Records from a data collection
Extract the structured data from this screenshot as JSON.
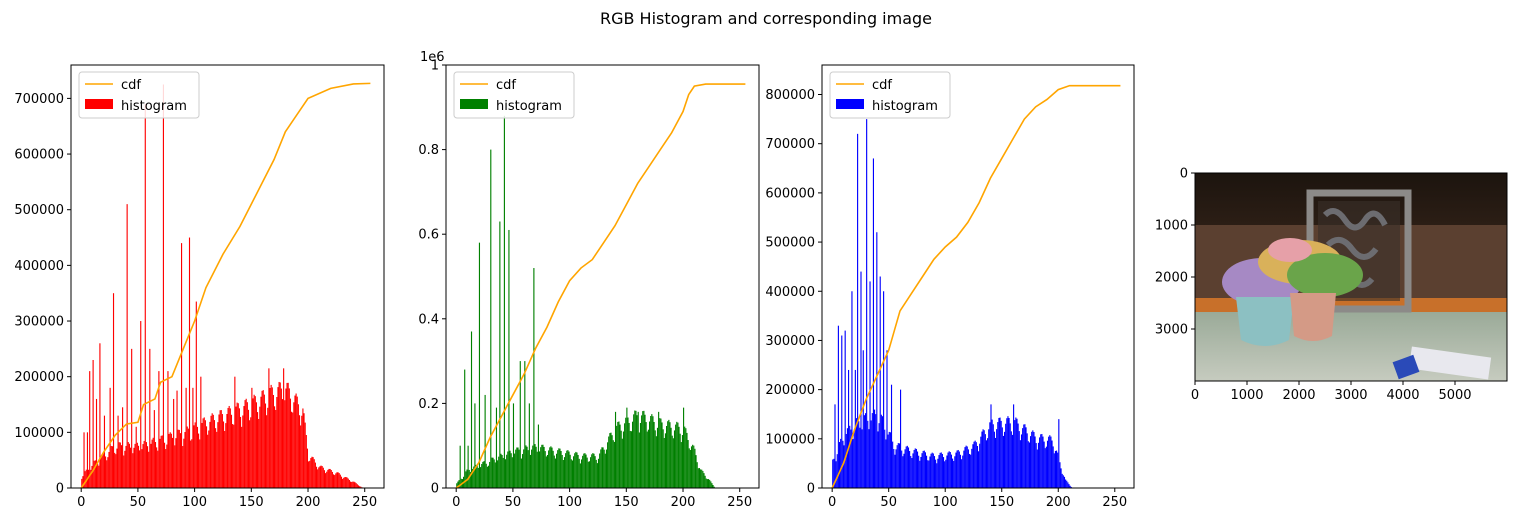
{
  "figure": {
    "suptitle": "RGB Histogram and corresponding image"
  },
  "chart_data": [
    {
      "type": "bar",
      "channel": "red",
      "color": "#ff0000",
      "cdf_color": "#ffa500",
      "legend": [
        "cdf",
        "histogram"
      ],
      "legend_position": "upper-left",
      "xlim": [
        -9,
        267
      ],
      "ylim": [
        0,
        760000
      ],
      "xticks": [
        0,
        50,
        100,
        150,
        200,
        250
      ],
      "yticks": [
        0,
        100000,
        200000,
        300000,
        400000,
        500000,
        600000,
        700000
      ],
      "y_offset_label": "",
      "hist_profile": [
        [
          0,
          20000
        ],
        [
          10,
          40000
        ],
        [
          30,
          70000
        ],
        [
          50,
          70000
        ],
        [
          70,
          80000
        ],
        [
          95,
          95000
        ],
        [
          110,
          110000
        ],
        [
          130,
          125000
        ],
        [
          150,
          140000
        ],
        [
          170,
          160000
        ],
        [
          180,
          165000
        ],
        [
          195,
          130000
        ],
        [
          200,
          55000
        ],
        [
          210,
          35000
        ],
        [
          225,
          25000
        ],
        [
          240,
          10000
        ],
        [
          248,
          0
        ],
        [
          255,
          0
        ]
      ],
      "hist_spikes": [
        [
          2,
          100000
        ],
        [
          5,
          100000
        ],
        [
          7,
          210000
        ],
        [
          10,
          230000
        ],
        [
          13,
          160000
        ],
        [
          16,
          260000
        ],
        [
          20,
          130000
        ],
        [
          25,
          180000
        ],
        [
          28,
          350000
        ],
        [
          32,
          130000
        ],
        [
          36,
          145000
        ],
        [
          40,
          510000
        ],
        [
          44,
          250000
        ],
        [
          48,
          110000
        ],
        [
          52,
          300000
        ],
        [
          56,
          690000
        ],
        [
          60,
          250000
        ],
        [
          64,
          140000
        ],
        [
          68,
          210000
        ],
        [
          72,
          725000
        ],
        [
          76,
          210000
        ],
        [
          81,
          160000
        ],
        [
          84,
          175000
        ],
        [
          88,
          440000
        ],
        [
          92,
          180000
        ],
        [
          95,
          450000
        ],
        [
          98,
          180000
        ],
        [
          101,
          335000
        ],
        [
          105,
          200000
        ],
        [
          135,
          200000
        ],
        [
          150,
          180000
        ],
        [
          165,
          215000
        ],
        [
          178,
          215000
        ]
      ],
      "cdf": [
        [
          0,
          0
        ],
        [
          10,
          30000
        ],
        [
          20,
          65000
        ],
        [
          30,
          95000
        ],
        [
          40,
          115000
        ],
        [
          50,
          118000
        ],
        [
          55,
          150000
        ],
        [
          65,
          160000
        ],
        [
          70,
          190000
        ],
        [
          80,
          200000
        ],
        [
          90,
          250000
        ],
        [
          100,
          300000
        ],
        [
          110,
          360000
        ],
        [
          125,
          420000
        ],
        [
          140,
          470000
        ],
        [
          150,
          510000
        ],
        [
          160,
          550000
        ],
        [
          170,
          590000
        ],
        [
          180,
          640000
        ],
        [
          190,
          670000
        ],
        [
          200,
          700000
        ],
        [
          220,
          718000
        ],
        [
          240,
          726000
        ],
        [
          255,
          727000
        ]
      ]
    },
    {
      "type": "bar",
      "channel": "green",
      "color": "#008000",
      "cdf_color": "#ffa500",
      "legend": [
        "cdf",
        "histogram"
      ],
      "legend_position": "upper-left",
      "xlim": [
        -9,
        267
      ],
      "ylim": [
        0,
        1.0
      ],
      "xticks": [
        0,
        50,
        100,
        150,
        200,
        250
      ],
      "yticks": [
        0,
        0.2,
        0.4,
        0.6,
        0.8,
        1.0
      ],
      "y_offset_label": "1e6",
      "hist_profile": [
        [
          0,
          0.01
        ],
        [
          10,
          0.04
        ],
        [
          30,
          0.06
        ],
        [
          50,
          0.08
        ],
        [
          70,
          0.09
        ],
        [
          90,
          0.08
        ],
        [
          110,
          0.07
        ],
        [
          125,
          0.07
        ],
        [
          140,
          0.13
        ],
        [
          160,
          0.16
        ],
        [
          180,
          0.14
        ],
        [
          200,
          0.13
        ],
        [
          210,
          0.08
        ],
        [
          215,
          0.04
        ],
        [
          222,
          0.02
        ],
        [
          228,
          0
        ],
        [
          255,
          0
        ]
      ],
      "hist_spikes": [
        [
          3,
          0.1
        ],
        [
          7,
          0.28
        ],
        [
          10,
          0.1
        ],
        [
          13,
          0.37
        ],
        [
          16,
          0.2
        ],
        [
          20,
          0.58
        ],
        [
          25,
          0.22
        ],
        [
          30,
          0.8
        ],
        [
          35,
          0.19
        ],
        [
          38,
          0.63
        ],
        [
          42,
          0.88
        ],
        [
          46,
          0.61
        ],
        [
          50,
          0.2
        ],
        [
          56,
          0.3
        ],
        [
          60,
          0.3
        ],
        [
          64,
          0.2
        ],
        [
          68,
          0.52
        ],
        [
          72,
          0.15
        ],
        [
          140,
          0.18
        ],
        [
          150,
          0.19
        ],
        [
          160,
          0.18
        ],
        [
          178,
          0.18
        ],
        [
          200,
          0.19
        ]
      ],
      "cdf": [
        [
          0,
          0
        ],
        [
          10,
          0.02
        ],
        [
          20,
          0.06
        ],
        [
          30,
          0.12
        ],
        [
          40,
          0.17
        ],
        [
          50,
          0.22
        ],
        [
          60,
          0.27
        ],
        [
          70,
          0.33
        ],
        [
          80,
          0.38
        ],
        [
          90,
          0.44
        ],
        [
          100,
          0.49
        ],
        [
          110,
          0.52
        ],
        [
          120,
          0.54
        ],
        [
          130,
          0.58
        ],
        [
          140,
          0.62
        ],
        [
          150,
          0.67
        ],
        [
          160,
          0.72
        ],
        [
          170,
          0.76
        ],
        [
          180,
          0.8
        ],
        [
          190,
          0.84
        ],
        [
          200,
          0.89
        ],
        [
          205,
          0.93
        ],
        [
          210,
          0.95
        ],
        [
          220,
          0.955
        ],
        [
          255,
          0.955
        ]
      ]
    },
    {
      "type": "bar",
      "channel": "blue",
      "color": "#0000ff",
      "cdf_color": "#ffa500",
      "legend": [
        "cdf",
        "histogram"
      ],
      "legend_position": "upper-left",
      "xlim": [
        -9,
        267
      ],
      "ylim": [
        0,
        860000
      ],
      "xticks": [
        0,
        50,
        100,
        150,
        200,
        250
      ],
      "yticks": [
        0,
        100000,
        200000,
        300000,
        400000,
        500000,
        600000,
        700000,
        800000
      ],
      "y_offset_label": "",
      "hist_profile": [
        [
          0,
          50000
        ],
        [
          10,
          100000
        ],
        [
          20,
          120000
        ],
        [
          40,
          140000
        ],
        [
          55,
          80000
        ],
        [
          70,
          70000
        ],
        [
          90,
          60000
        ],
        [
          110,
          65000
        ],
        [
          125,
          80000
        ],
        [
          140,
          120000
        ],
        [
          160,
          125000
        ],
        [
          180,
          95000
        ],
        [
          195,
          90000
        ],
        [
          202,
          40000
        ],
        [
          206,
          15000
        ],
        [
          212,
          0
        ],
        [
          255,
          0
        ]
      ],
      "hist_spikes": [
        [
          2,
          170000
        ],
        [
          5,
          330000
        ],
        [
          8,
          310000
        ],
        [
          11,
          320000
        ],
        [
          14,
          240000
        ],
        [
          17,
          400000
        ],
        [
          20,
          240000
        ],
        [
          22,
          720000
        ],
        [
          25,
          440000
        ],
        [
          27,
          280000
        ],
        [
          30,
          750000
        ],
        [
          33,
          420000
        ],
        [
          36,
          670000
        ],
        [
          39,
          520000
        ],
        [
          42,
          430000
        ],
        [
          45,
          400000
        ],
        [
          48,
          280000
        ],
        [
          52,
          210000
        ],
        [
          60,
          200000
        ],
        [
          140,
          170000
        ],
        [
          160,
          170000
        ],
        [
          200,
          140000
        ]
      ],
      "cdf": [
        [
          0,
          0
        ],
        [
          10,
          50000
        ],
        [
          20,
          120000
        ],
        [
          30,
          180000
        ],
        [
          40,
          230000
        ],
        [
          50,
          280000
        ],
        [
          60,
          360000
        ],
        [
          70,
          395000
        ],
        [
          80,
          430000
        ],
        [
          90,
          465000
        ],
        [
          100,
          490000
        ],
        [
          110,
          510000
        ],
        [
          120,
          540000
        ],
        [
          130,
          580000
        ],
        [
          140,
          630000
        ],
        [
          150,
          670000
        ],
        [
          160,
          710000
        ],
        [
          170,
          750000
        ],
        [
          180,
          775000
        ],
        [
          190,
          790000
        ],
        [
          200,
          810000
        ],
        [
          210,
          818000
        ],
        [
          255,
          818000
        ]
      ]
    },
    {
      "type": "image",
      "xlim": [
        0,
        6000
      ],
      "ylim": [
        4000,
        0
      ],
      "xticks": [
        0,
        1000,
        2000,
        3000,
        4000,
        5000
      ],
      "yticks": [
        0,
        1000,
        2000,
        3000
      ]
    }
  ]
}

**Work to do**: In the entries above, identify every line with the string "image".

**Answer to the exercise**:
    "suptitle": "RGB Histogram and corresponding image"
      "type": "image",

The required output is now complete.